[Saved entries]
· · · · ·

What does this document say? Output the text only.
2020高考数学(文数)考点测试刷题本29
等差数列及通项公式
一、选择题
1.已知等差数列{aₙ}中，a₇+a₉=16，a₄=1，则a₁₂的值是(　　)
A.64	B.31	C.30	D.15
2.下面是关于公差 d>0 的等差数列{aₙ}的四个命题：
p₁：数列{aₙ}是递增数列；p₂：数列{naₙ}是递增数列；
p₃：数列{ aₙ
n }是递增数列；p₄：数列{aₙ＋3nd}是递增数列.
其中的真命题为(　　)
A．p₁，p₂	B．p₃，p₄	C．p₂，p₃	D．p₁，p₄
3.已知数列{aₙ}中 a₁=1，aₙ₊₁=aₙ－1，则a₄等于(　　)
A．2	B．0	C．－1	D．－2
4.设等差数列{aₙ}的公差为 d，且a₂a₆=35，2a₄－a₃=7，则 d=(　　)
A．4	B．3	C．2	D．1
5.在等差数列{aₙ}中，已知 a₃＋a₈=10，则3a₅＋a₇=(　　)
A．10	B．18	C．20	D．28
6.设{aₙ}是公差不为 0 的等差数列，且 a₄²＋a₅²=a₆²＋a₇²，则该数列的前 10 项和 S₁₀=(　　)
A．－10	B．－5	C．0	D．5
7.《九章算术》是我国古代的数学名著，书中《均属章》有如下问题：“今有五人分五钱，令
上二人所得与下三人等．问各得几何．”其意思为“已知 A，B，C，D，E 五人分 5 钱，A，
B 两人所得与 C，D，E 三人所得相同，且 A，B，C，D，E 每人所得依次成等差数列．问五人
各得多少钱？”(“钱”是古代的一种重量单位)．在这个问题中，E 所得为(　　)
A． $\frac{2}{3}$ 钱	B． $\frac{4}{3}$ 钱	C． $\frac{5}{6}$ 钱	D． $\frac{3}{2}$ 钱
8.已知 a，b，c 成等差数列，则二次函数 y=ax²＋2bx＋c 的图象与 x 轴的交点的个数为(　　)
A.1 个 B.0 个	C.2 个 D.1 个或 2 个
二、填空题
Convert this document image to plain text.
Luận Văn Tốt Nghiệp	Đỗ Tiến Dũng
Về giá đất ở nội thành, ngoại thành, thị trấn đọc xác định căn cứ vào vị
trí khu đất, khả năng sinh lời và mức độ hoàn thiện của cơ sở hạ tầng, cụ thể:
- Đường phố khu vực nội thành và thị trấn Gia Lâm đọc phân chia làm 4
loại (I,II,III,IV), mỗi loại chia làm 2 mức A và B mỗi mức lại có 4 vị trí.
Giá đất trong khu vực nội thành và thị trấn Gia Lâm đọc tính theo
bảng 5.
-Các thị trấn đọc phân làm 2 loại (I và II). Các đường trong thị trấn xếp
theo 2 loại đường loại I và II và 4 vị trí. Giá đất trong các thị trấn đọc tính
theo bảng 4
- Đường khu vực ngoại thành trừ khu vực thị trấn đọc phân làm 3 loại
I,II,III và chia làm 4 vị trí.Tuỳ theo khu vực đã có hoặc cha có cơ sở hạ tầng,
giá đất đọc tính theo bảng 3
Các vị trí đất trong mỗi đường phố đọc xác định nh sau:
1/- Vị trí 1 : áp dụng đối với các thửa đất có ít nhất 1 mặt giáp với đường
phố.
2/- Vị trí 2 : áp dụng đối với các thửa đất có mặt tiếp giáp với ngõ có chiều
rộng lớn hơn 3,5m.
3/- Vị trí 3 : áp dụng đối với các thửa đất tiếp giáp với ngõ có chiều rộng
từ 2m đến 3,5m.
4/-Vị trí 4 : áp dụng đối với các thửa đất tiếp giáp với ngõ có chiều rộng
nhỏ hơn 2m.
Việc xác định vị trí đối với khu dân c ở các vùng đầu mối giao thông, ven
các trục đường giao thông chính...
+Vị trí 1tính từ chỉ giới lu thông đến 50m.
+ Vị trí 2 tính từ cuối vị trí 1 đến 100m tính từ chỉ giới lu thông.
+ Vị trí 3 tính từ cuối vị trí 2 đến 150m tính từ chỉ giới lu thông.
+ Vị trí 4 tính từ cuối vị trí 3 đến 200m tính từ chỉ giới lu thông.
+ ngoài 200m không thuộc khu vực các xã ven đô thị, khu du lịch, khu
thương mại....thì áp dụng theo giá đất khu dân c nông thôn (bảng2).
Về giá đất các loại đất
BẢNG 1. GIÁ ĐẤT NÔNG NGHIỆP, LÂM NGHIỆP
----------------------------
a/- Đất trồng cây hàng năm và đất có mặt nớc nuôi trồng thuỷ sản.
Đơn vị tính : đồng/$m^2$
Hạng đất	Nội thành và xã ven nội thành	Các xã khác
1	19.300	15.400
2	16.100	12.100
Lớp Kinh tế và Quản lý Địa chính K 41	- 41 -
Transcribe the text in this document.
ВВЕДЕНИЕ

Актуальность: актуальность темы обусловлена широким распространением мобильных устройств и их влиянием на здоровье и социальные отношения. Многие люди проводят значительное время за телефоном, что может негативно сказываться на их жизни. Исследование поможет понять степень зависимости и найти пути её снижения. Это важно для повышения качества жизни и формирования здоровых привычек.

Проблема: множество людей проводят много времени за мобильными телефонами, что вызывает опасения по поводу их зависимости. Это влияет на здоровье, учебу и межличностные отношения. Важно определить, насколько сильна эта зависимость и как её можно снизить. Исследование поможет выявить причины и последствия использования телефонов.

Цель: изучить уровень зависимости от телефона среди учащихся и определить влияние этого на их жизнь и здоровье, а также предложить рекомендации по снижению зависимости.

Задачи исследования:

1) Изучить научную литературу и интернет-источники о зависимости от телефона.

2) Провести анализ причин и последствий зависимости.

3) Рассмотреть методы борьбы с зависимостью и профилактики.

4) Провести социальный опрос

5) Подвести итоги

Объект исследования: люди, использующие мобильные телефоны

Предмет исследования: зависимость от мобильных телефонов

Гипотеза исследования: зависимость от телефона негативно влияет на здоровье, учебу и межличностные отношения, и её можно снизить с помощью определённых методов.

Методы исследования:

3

· · · · ·

* **WHAT YOU ARE ASKED TO DO**:
Nothing should be left out: return all of the records exactly.

* **ANSWER IN FULL**:
What does this document say? Output the text only.
2020高考数学(文数)考点测试刷题本29
等差数列及通项公式
一、选择题
1.已知等差数列{aₙ}中，a₇+a₉=16，a₄=1，则a₁₂的值是(　　)
A.64	B.31	C.30	D.15
2.下面是关于公差 d>0 的等差数列{aₙ}的四个命题：
p₁：数列{aₙ}是递增数列；p₂：数列{naₙ}是递增数列；
p₃：数列{ aₙ
n }是递增数列；p₄：数列{aₙ＋3nd}是递增数列.
其中的真命题为(　　)
A．p₁，p₂	B．p₃，p₄	C．p₂，p₃	D．p₁，p₄
3.已知数列{aₙ}中 a₁=1，aₙ₊₁=aₙ－1，则a₄等于(　　)
A．2	B．0	C．－1	D．－2
4.设等差数列{aₙ}的公差为 d，且a₂a₆=35，2a₄－a₃=7，则 d=(　　)
A．4	B．3	C．2	D．1
5.在等差数列{aₙ}中，已知 a₃＋a₈=10，则3a₅＋a₇=(　　)
A．10	B．18	C．20	D．28
6.设{aₙ}是公差不为 0 的等差数列，且 a₄²＋a₅²=a₆²＋a₇²，则该数列的前 10 项和 S₁₀=(　　)
A．－10	B．－5	C．0	D．5
7.《九章算术》是我国古代的数学名著，书中《均属章》有如下问题：“今有五人分五钱，令
上二人所得与下三人等．问各得几何．”其意思为“已知 A，B，C，D，E 五人分 5 钱，A，
B 两人所得与 C，D，E 三人所得相同，且 A，B，C，D，E 每人所得依次成等差数列．问五人
各得多少钱？”(“钱”是古代的一种重量单位)．在这个问题中，E 所得为(　　)
A． $\frac{2}{3}$ 钱	B． $\frac{4}{3}$ 钱	C． $\frac{5}{6}$ 钱	D． $\frac{3}{2}$ 钱
8.已知 a，b，c 成等差数列，则二次函数 y=ax²＋2bx＋c 的图象与 x 轴的交点的个数为(　　)
A.1 个 B.0 个	C.2 个 D.1 个或 2 个
二、填空题
Convert this document image to plain text.
Luận Văn Tốt Nghiệp	Đỗ Tiến Dũng
Về giá đất ở nội thành, ngoại thành, thị trấn đọc xác định căn cứ vào vị
trí khu đất, khả năng sinh lời và mức độ hoàn thiện của cơ sở hạ tầng, cụ thể:
- Đường phố khu vực nội thành và thị trấn Gia Lâm đọc phân chia làm 4
loại (I,II,III,IV), mỗi loại chia làm 2 mức A và B mỗi mức lại có 4 vị trí.
Giá đất trong khu vực nội thành và thị trấn Gia Lâm đọc tính theo
bảng 5.
-Các thị trấn đọc phân làm 2 loại (I và II). Các đường trong thị trấn xếp
theo 2 loại đường loại I và II và 4 vị trí. Giá đất trong các thị trấn đọc tính
theo bảng 4
- Đường khu vực ngoại thành trừ khu vực thị trấn đọc phân làm 3 loại
I,II,III và chia làm 4 vị trí.Tuỳ theo khu vực đã có hoặc cha có cơ sở hạ tầng,
giá đất đọc tính theo bảng 3
Các vị trí đất trong mỗi đường phố đọc xác định nh sau:
1/- Vị trí 1 : áp dụng đối với các thửa đất có ít nhất 1 mặt giáp với đường
phố.
2/- Vị trí 2 : áp dụng đối với các thửa đất có mặt tiếp giáp với ngõ có chiều
rộng lớn hơn 3,5m.
3/- Vị trí 3 : áp dụng đối với các thửa đất tiếp giáp với ngõ có chiều rộng
từ 2m đến 3,5m.
4/-Vị trí 4 : áp dụng đối với các thửa đất tiếp giáp với ngõ có chiều rộng
nhỏ hơn 2m.
Việc xác định vị trí đối với khu dân c ở các vùng đầu mối giao thông, ven
các trục đường giao thông chính...
+Vị trí 1tính từ chỉ giới lu thông đến 50m.
+ Vị trí 2 tính từ cuối vị trí 1 đến 100m tính từ chỉ giới lu thông.
+ Vị trí 3 tính từ cuối vị trí 2 đến 150m tính từ chỉ giới lu thông.
+ Vị trí 4 tính từ cuối vị trí 3 đến 200m tính từ chỉ giới lu thông.
+ ngoài 200m không thuộc khu vực các xã ven đô thị, khu du lịch, khu
thương mại....thì áp dụng theo giá đất khu dân c nông thôn (bảng2).
Về giá đất các loại đất
BẢNG 1. GIÁ ĐẤT NÔNG NGHIỆP, LÂM NGHIỆP
----------------------------
a/- Đất trồng cây hàng năm và đất có mặt nớc nuôi trồng thuỷ sản.
Đơn vị tính : đồng/$m^2$
Hạng đất	Nội thành và xã ven nội thành	Các xã khác
1	19.300	15.400
2	16.100	12.100
Lớp Kinh tế và Quản lý Địa chính K 41	- 41 -
Transcribe the text in this document.
ВВЕДЕНИЕ

Актуальность: актуальность темы обусловлена широким распространением мобильных устройств и их влиянием на здоровье и социальные отношения. Многие люди проводят значительное время за телефоном, что может негативно сказываться на их жизни. Исследование поможет понять степень зависимости и найти пути её снижения. Это важно для повышения качества жизни и формирования здоровых привычек.

Проблема: множество людей проводят много времени за мобильными телефонами, что вызывает опасения по поводу их зависимости. Это влияет на здоровье, учебу и межличностные отношения. Важно определить, насколько сильна эта зависимость и как её можно снизить. Исследование поможет выявить причины и последствия использования телефонов.

Цель: изучить уровень зависимости от телефона среди учащихся и определить влияние этого на их жизнь и здоровье, а также предложить рекомендации по снижению зависимости.

Задачи исследования:

1) Изучить научную литературу и интернет-источники о зависимости от телефона.

2) Провести анализ причин и последствий зависимости.

3) Рассмотреть методы борьбы с зависимостью и профилактики.

4) Провести социальный опрос

5) Подвести итоги

Объект исследования: люди, использующие мобильные телефоны

Предмет исследования: зависимость от мобильных телефонов

Гипотеза исследования: зависимость от телефона негативно влияет на здоровье, учебу и межличностные отношения, и её можно снизить с помощью определённых методов.

Методы исследования:

3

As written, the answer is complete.